____ Input rows

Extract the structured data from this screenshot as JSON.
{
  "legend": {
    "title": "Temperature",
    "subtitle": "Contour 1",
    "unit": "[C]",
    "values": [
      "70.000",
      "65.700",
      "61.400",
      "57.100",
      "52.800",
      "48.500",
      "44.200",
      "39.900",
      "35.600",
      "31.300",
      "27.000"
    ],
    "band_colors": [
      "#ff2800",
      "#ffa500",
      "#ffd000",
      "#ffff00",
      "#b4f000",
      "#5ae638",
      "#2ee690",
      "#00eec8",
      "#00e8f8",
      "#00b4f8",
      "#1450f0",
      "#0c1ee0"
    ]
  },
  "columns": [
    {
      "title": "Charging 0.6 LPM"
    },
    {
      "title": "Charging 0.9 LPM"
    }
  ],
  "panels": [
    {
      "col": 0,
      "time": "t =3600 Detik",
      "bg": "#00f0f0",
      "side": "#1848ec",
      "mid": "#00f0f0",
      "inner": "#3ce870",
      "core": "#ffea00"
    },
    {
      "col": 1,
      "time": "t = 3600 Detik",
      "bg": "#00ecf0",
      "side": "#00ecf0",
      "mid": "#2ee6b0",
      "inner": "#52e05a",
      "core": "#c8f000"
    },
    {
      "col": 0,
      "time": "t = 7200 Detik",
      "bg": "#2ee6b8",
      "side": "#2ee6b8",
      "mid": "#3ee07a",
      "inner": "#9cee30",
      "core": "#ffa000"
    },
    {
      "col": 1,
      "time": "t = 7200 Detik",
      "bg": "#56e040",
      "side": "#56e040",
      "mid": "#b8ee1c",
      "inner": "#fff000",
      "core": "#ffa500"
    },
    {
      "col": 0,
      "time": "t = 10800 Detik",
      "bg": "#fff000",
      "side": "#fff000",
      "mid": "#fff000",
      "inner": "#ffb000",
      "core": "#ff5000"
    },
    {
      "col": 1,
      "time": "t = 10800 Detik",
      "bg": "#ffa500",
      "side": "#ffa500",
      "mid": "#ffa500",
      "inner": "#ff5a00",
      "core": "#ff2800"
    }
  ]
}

________

» Written exercise
Take the entries above and copy them out exactly.

» Problem solution
Extract the structured data from this screenshot as JSON.
{
  "legend": {
    "title": "Temperature",
    "subtitle": "Contour 1",
    "unit": "[C]",
    "values": [
      "70.000",
      "65.700",
      "61.400",
      "57.100",
      "52.800",
      "48.500",
      "44.200",
      "39.900",
      "35.600",
      "31.300",
      "27.000"
    ],
    "band_colors": [
      "#ff2800",
      "#ffa500",
      "#ffd000",
      "#ffff00",
      "#b4f000",
      "#5ae638",
      "#2ee690",
      "#00eec8",
      "#00e8f8",
      "#00b4f8",
      "#1450f0",
      "#0c1ee0"
    ]
  },
  "columns": [
    {
      "title": "Charging 0.6 LPM"
    },
    {
      "title": "Charging 0.9 LPM"
    }
  ],
  "panels": [
    {
      "col": 0,
      "time": "t =3600 Detik",
      "bg": "#00f0f0",
      "side": "#1848ec",
      "mid": "#00f0f0",
      "inner": "#3ce870",
      "core": "#ffea00"
    },
    {
      "col": 1,
      "time": "t = 3600 Detik",
      "bg": "#00ecf0",
      "side": "#00ecf0",
      "mid": "#2ee6b0",
      "inner": "#52e05a",
      "core": "#c8f000"
    },
    {
      "col": 0,
      "time": "t = 7200 Detik",
      "bg": "#2ee6b8",
      "side": "#2ee6b8",
      "mid": "#3ee07a",
      "inner": "#9cee30",
      "core": "#ffa000"
    },
    {
      "col": 1,
      "time": "t = 7200 Detik",
      "bg": "#56e040",
      "side": "#56e040",
      "mid": "#b8ee1c",
      "inner": "#fff000",
      "core": "#ffa500"
    },
    {
      "col": 0,
      "time": "t = 10800 Detik",
      "bg": "#fff000",
      "side": "#fff000",
      "mid": "#fff000",
      "inner": "#ffb000",
      "core": "#ff5000"
    },
    {
      "col": 1,
      "time": "t = 10800 Detik",
      "bg": "#ffa500",
      "side": "#ffa500",
      "mid": "#ffa500",
      "inner": "#ff5a00",
      "core": "#ff2800"
    }
  ]
}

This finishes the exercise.